▶ **Task inputs**
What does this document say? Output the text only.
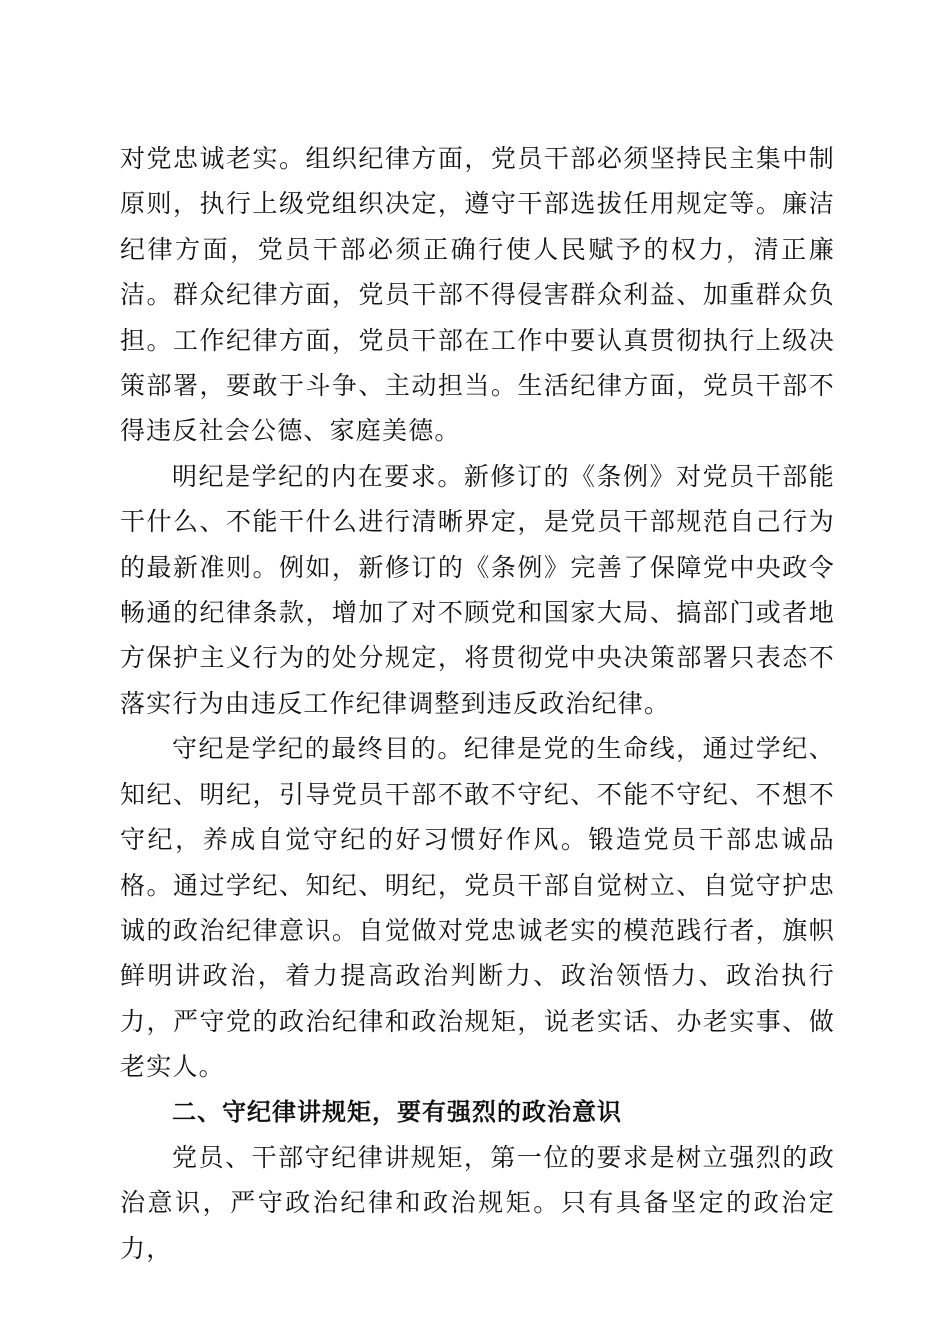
对党忠诚老实。组织纪律方面，党员干部必须坚持民主集中制原则，执行上级党组织决定，遵守干部选拔任用规定等。廉洁纪律方面，党员干部必须正确行使人民赋予的权力，清正廉洁。群众纪律方面，党员干部不得侵害群众利益、加重群众负担。工作纪律方面，党员干部在工作中要认真贯彻执行上级决策部署，要敢于斗争、主动担当。生活纪律方面，党员干部不得违反社会公德、家庭美德。

明纪是学纪的内在要求。新修订的《条例》对党员干部能干什么、不能干什么进行清晰界定，是党员干部规范自己行为的最新准则。例如，新修订的《条例》完善了保障党中央政令畅通的纪律条款，增加了对不顾党和国家大局、搞部门或者地方保护主义行为的处分规定，将贯彻党中央决策部署只表态不落实行为由违反工作纪律调整到违反政治纪律。

守纪是学纪的最终目的。纪律是党的生命线，通过学纪、知纪、明纪，引导党员干部不敢不守纪、不能不守纪、不想不守纪，养成自觉守纪的好习惯好作风。锻造党员干部忠诚品格。通过学纪、知纪、明纪，党员干部自觉树立、自觉守护忠诚的政治纪律意识。自觉做对党忠诚老实的模范践行者，旗帜鲜明讲政治，着力提高政治判断力、政治领悟力、政治执行力，严守党的政治纪律和政治规矩，说老实话、办老实事、做老实人。

二、守纪律讲规矩，要有强烈的政治意识

党员、干部守纪律讲规矩，第一位的要求是树立强烈的政治意识，严守政治纪律和政治规矩。只有具备坚定的政治定力，
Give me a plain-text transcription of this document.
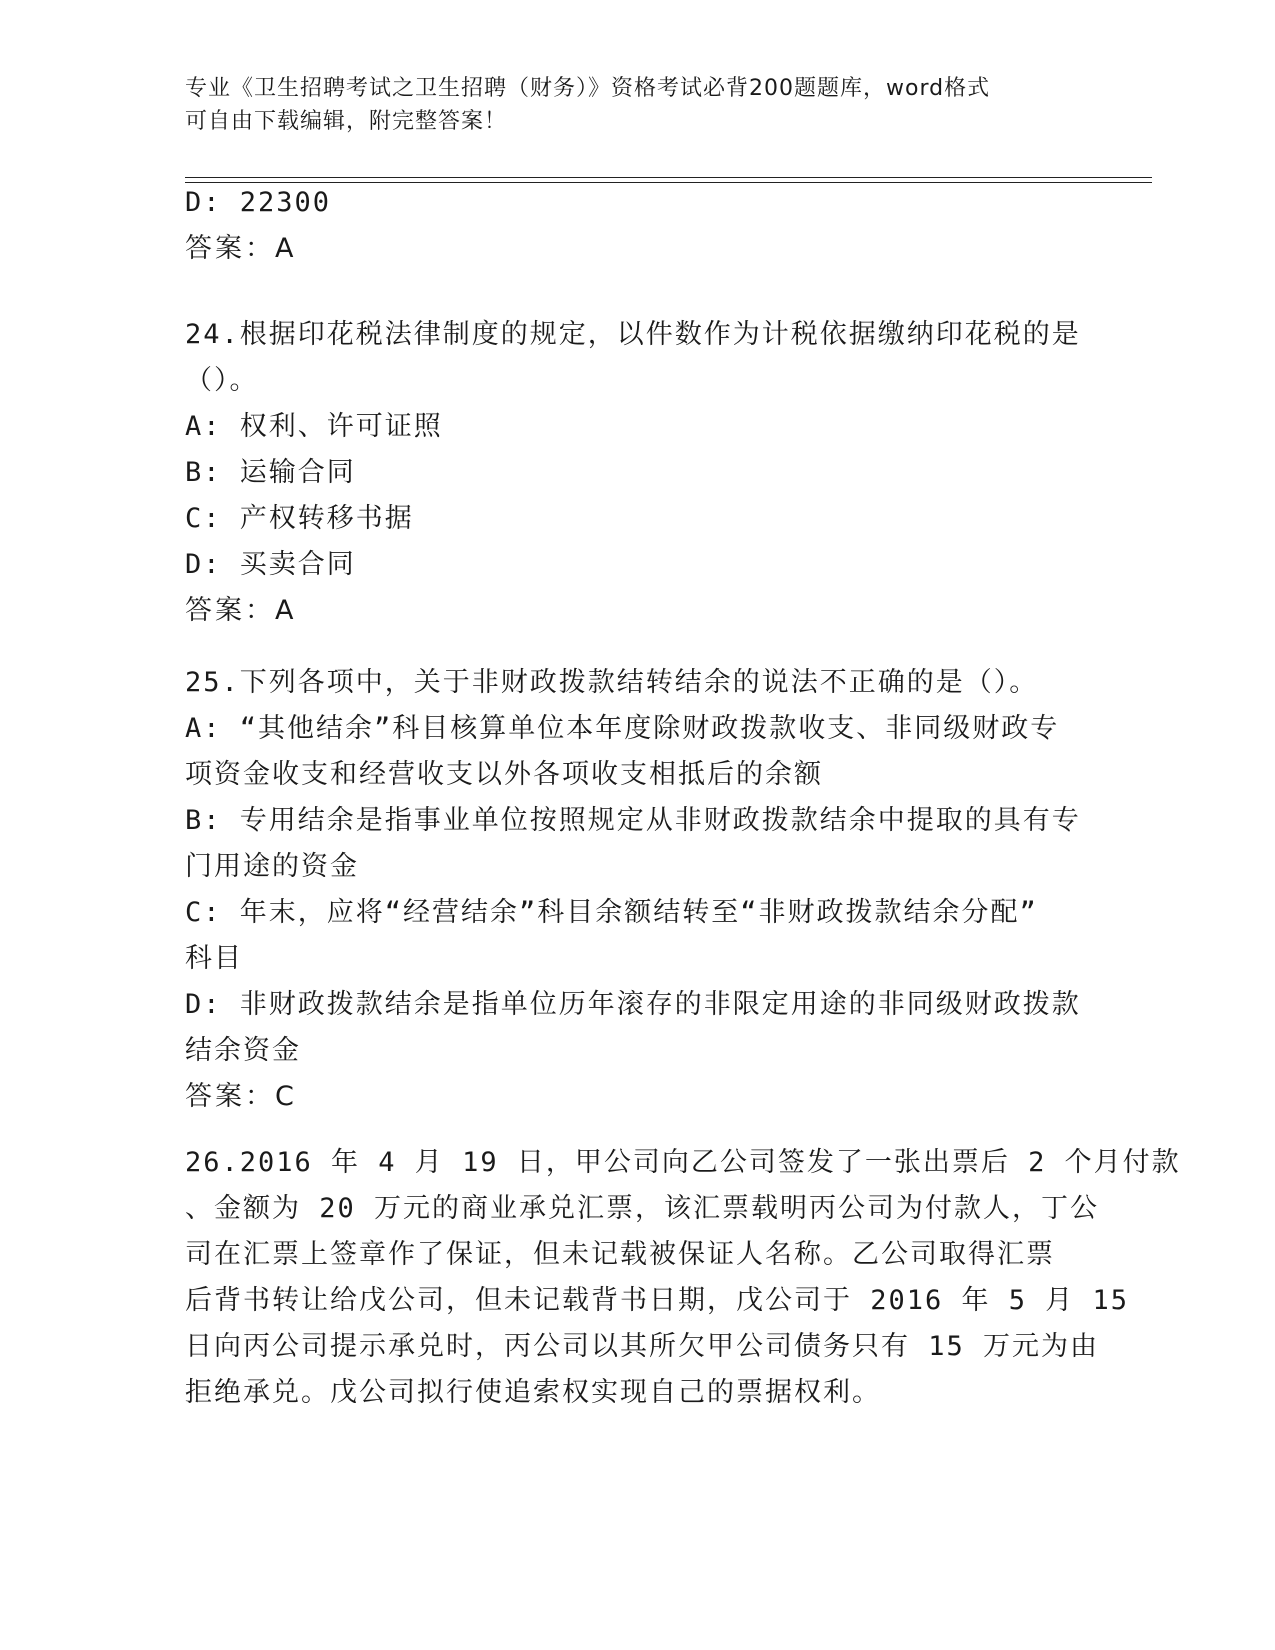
专业《卫生招聘考试之卫生招聘（财务）》资格考试必背200题题库，word格式
可自由下载编辑，附完整答案！
D: 22300
答案：A
24.根据印花税法律制度的规定，以件数作为计税依据缴纳印花税的是
（）。
A: 权利、许可证照
B: 运输合同
C: 产权转移书据
D: 买卖合同
答案：A
25.下列各项中，关于非财政拨款结转结余的说法不正确的是（）。
A: “其他结余”科目核算单位本年度除财政拨款收支、非同级财政专
项资金收支和经营收支以外各项收支相抵后的余额
B: 专用结余是指事业单位按照规定从非财政拨款结余中提取的具有专
门用途的资金
C: 年末，应将“经营结余”科目余额结转至“非财政拨款结余分配”
科目
D: 非财政拨款结余是指单位历年滚存的非限定用途的非同级财政拨款
结余资金
答案：C
26.2016 年 4 月 19 日，甲公司向乙公司签发了一张出票后 2 个月付款
、金额为 20 万元的商业承兑汇票，该汇票载明丙公司为付款人，丁公
司在汇票上签章作了保证，但未记载被保证人名称。乙公司取得汇票
后背书转让给戊公司，但未记载背书日期，戊公司于 2016 年 5 月 15
日向丙公司提示承兑时，丙公司以其所欠甲公司债务只有 15 万元为由
拒绝承兑。戊公司拟行使追索权实现自己的票据权利。
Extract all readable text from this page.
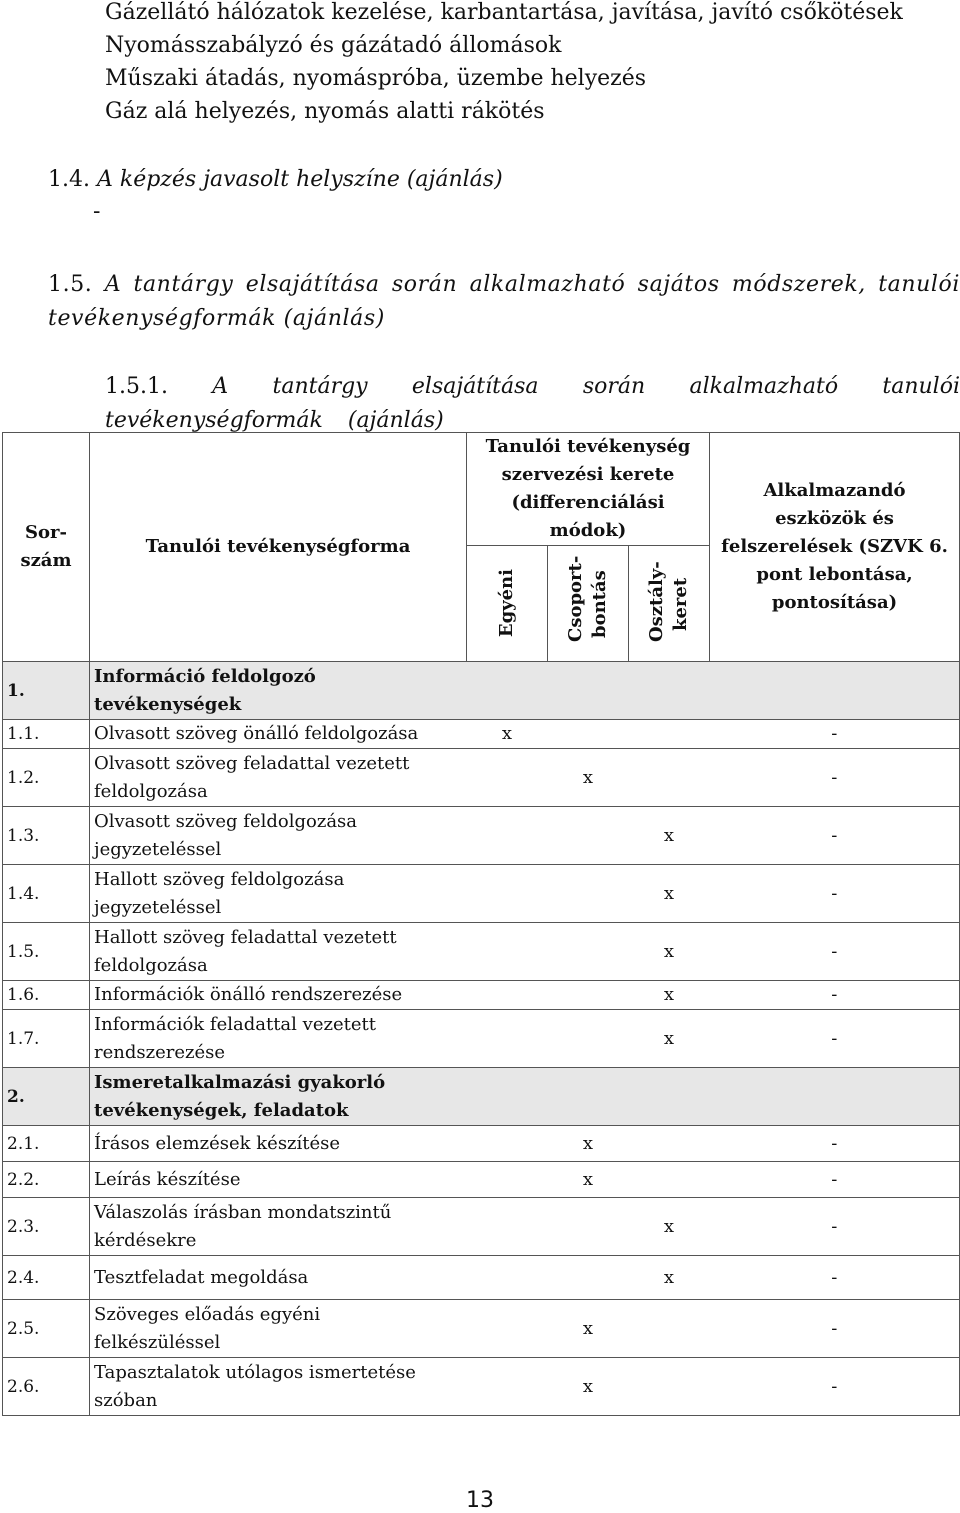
Gázellátó hálózatok kezelése, karbantartása, javítása, javító csőkötések
Nyomásszabályzó és gázátadó állomások
Műszaki átadás, nyomáspróba, üzembe helyezés
Gáz alá helyezés, nyomás alatti rákötés
1.4. A képzés javasolt helyszíne (ajánlás)
-
1.5. A tantárgy elsajátítása során alkalmazható sajátos módszerek, tanulói tevékenységformák (ajánlás)
1.5.1. A tantárgy elsajátítása során alkalmazható tanulói tevékenységformák (ajánlás)
Sor-szám	Tanulói tevékenységforma	Tanulói tevékenység szervezési kerete (differenciálási módok)			Alkalmazandó eszközök és felszerelések (SZVK 6. pont lebontása, pontosítása)

		Egyéni	Csoport-bontás	Osztály-keret	

1.	Információ feldolgozó tevékenységek				

1.1.	Olvasott szöveg önálló feldolgozása	x			-
1.2.	Olvasott szöveg feladattal vezetett feldolgozása		x		-
1.3.	Olvasott szöveg feldolgozása jegyzeteléssel			x	-
1.4.	Hallott szöveg feldolgozása jegyzeteléssel			x	-
1.5.	Hallott szöveg feladattal vezetett feldolgozása			x	-
1.6.	Információk önálló rendszerezése			x	-
1.7.	Információk feladattal vezetett rendszerezése			x	-
2.	Ismeretalkalmazási gyakorló tevékenységek, feladatok				

2.1.	Írásos elemzések készítése		x		-
2.2.	Leírás készítése		x		-
2.3.	Válaszolás írásban mondatszintű kérdésekre			x	-
2.4.	Tesztfeladat megoldása			x	-
2.5.	Szöveges előadás egyéni felkészüléssel		x		-
2.6.	Tapasztalatok utólagos ismertetése szóban		x		-
13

▶ **Your task**
Examine the records and pull out every line where the string "document" occurs.

▶ **Solved exercise**
What does this document say? Output the text only.
Give me a plain-text transcription of this document.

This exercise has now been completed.